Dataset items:
--- Start ---

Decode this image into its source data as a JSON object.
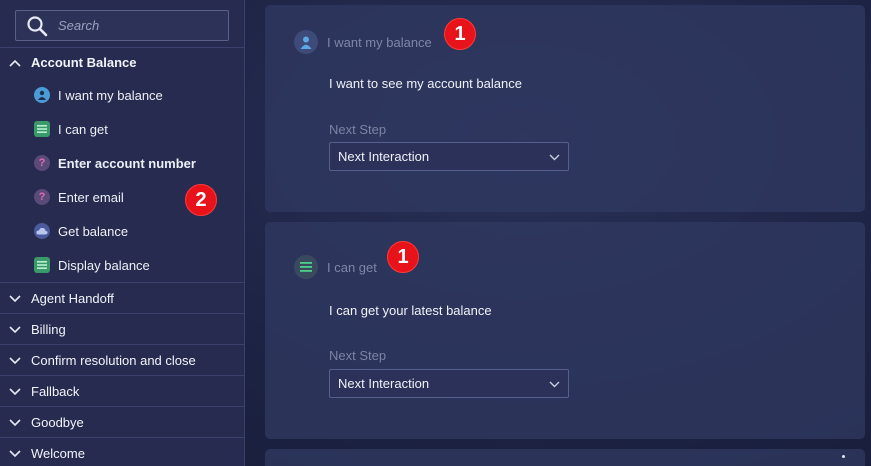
{
  "search": {
    "placeholder": "Search"
  },
  "sidebar": {
    "expanded_group": "Account Balance",
    "items": [
      {
        "label": "I want my balance",
        "icon": "user-icon"
      },
      {
        "label": "I can get",
        "icon": "list-icon"
      },
      {
        "label": "Enter account number",
        "icon": "question-icon"
      },
      {
        "label": "Enter email",
        "icon": "question-icon"
      },
      {
        "label": "Get balance",
        "icon": "cloud-icon"
      },
      {
        "label": "Display balance",
        "icon": "list-icon"
      }
    ],
    "groups": [
      "Agent Handoff",
      "Billing",
      "Confirm resolution and close",
      "Fallback",
      "Goodbye",
      "Welcome"
    ]
  },
  "badges": {
    "one": "1",
    "two": "2"
  },
  "cards": [
    {
      "title": "I want my balance",
      "message": "I want to see my account balance",
      "next_step_label": "Next Step",
      "next_step_value": "Next Interaction"
    },
    {
      "title": "I can get",
      "message": "I can get your latest balance",
      "next_step_label": "Next Step",
      "next_step_value": "Next Interaction"
    }
  ],
  "colors": {
    "badge": "#e8131a",
    "sidebar": "#262b4f",
    "card": "#303860"
  }
}
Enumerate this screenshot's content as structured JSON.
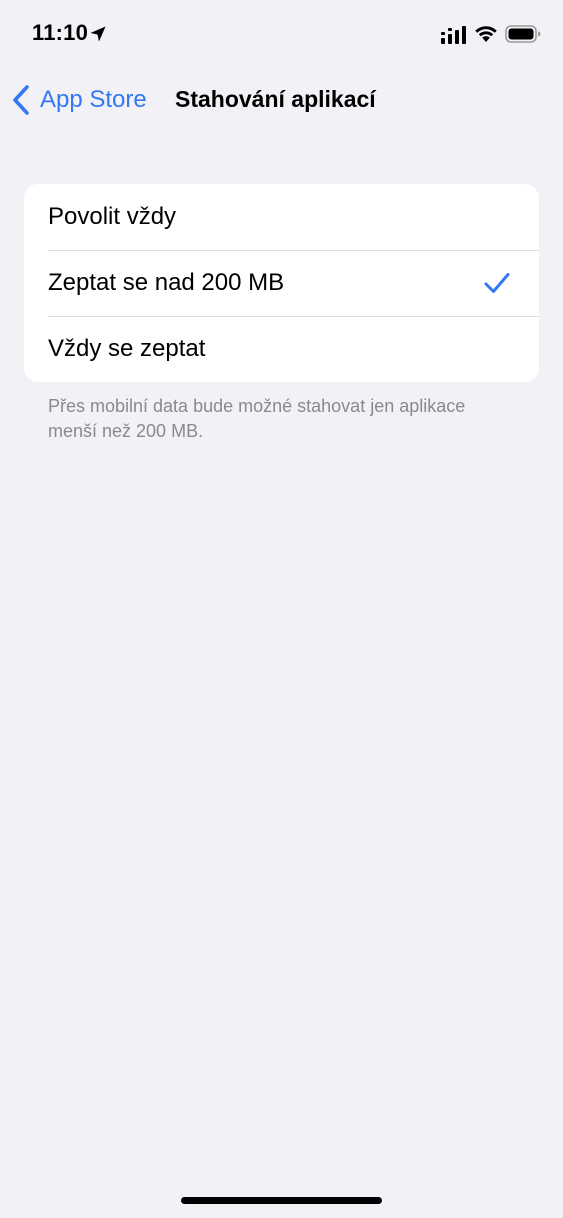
{
  "status_bar": {
    "time": "11:10"
  },
  "nav": {
    "back_label": "App Store",
    "title": "Stahování aplikací"
  },
  "options": [
    {
      "label": "Povolit vždy",
      "selected": false
    },
    {
      "label": "Zeptat se nad 200 MB",
      "selected": true
    },
    {
      "label": "Vždy se zeptat",
      "selected": false
    }
  ],
  "footer_note": "Přes mobilní data bude možné stahovat jen aplikace menší než 200 MB.",
  "colors": {
    "accent": "#3478f6",
    "background": "#f1f1f6",
    "card": "#ffffff",
    "secondary_text": "#8a8a8e"
  },
  "icons": [
    "location-arrow-icon",
    "cellular-signal-icon",
    "wifi-icon",
    "battery-icon",
    "chevron-left-icon",
    "checkmark-icon"
  ]
}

--- End ---

● WHAT THIS TASK INVOLVES:
Copy out all the data without changing anything, and drop the pictures.

● ANSWER FOR THE TASK:
Decode this image into its source data as a JSON object.
{
  "search": {
    "placeholder": "Search"
  },
  "sidebar": {
    "expanded_group": "Account Balance",
    "items": [
      {
        "label": "I want my balance",
        "icon": "user-icon"
      },
      {
        "label": "I can get",
        "icon": "list-icon"
      },
      {
        "label": "Enter account number",
        "icon": "question-icon"
      },
      {
        "label": "Enter email",
        "icon": "question-icon"
      },
      {
        "label": "Get balance",
        "icon": "cloud-icon"
      },
      {
        "label": "Display balance",
        "icon": "list-icon"
      }
    ],
    "groups": [
      "Agent Handoff",
      "Billing",
      "Confirm resolution and close",
      "Fallback",
      "Goodbye",
      "Welcome"
    ]
  },
  "badges": {
    "one": "1",
    "two": "2"
  },
  "cards": [
    {
      "title": "I want my balance",
      "message": "I want to see my account balance",
      "next_step_label": "Next Step",
      "next_step_value": "Next Interaction"
    },
    {
      "title": "I can get",
      "message": "I can get your latest balance",
      "next_step_label": "Next Step",
      "next_step_value": "Next Interaction"
    }
  ],
  "colors": {
    "badge": "#e8131a",
    "sidebar": "#262b4f",
    "card": "#303860"
  }
}
Enumerate this screenshot's content as structured JSON.
{
  "status_bar": {
    "time": "11:10"
  },
  "nav": {
    "back_label": "App Store",
    "title": "Stahování aplikací"
  },
  "options": [
    {
      "label": "Povolit vždy",
      "selected": false
    },
    {
      "label": "Zeptat se nad 200 MB",
      "selected": true
    },
    {
      "label": "Vždy se zeptat",
      "selected": false
    }
  ],
  "footer_note": "Přes mobilní data bude možné stahovat jen aplikace menší než 200 MB.",
  "colors": {
    "accent": "#3478f6",
    "background": "#f1f1f6",
    "card": "#ffffff",
    "secondary_text": "#8a8a8e"
  },
  "icons": [
    "location-arrow-icon",
    "cellular-signal-icon",
    "wifi-icon",
    "battery-icon",
    "chevron-left-icon",
    "checkmark-icon"
  ]
}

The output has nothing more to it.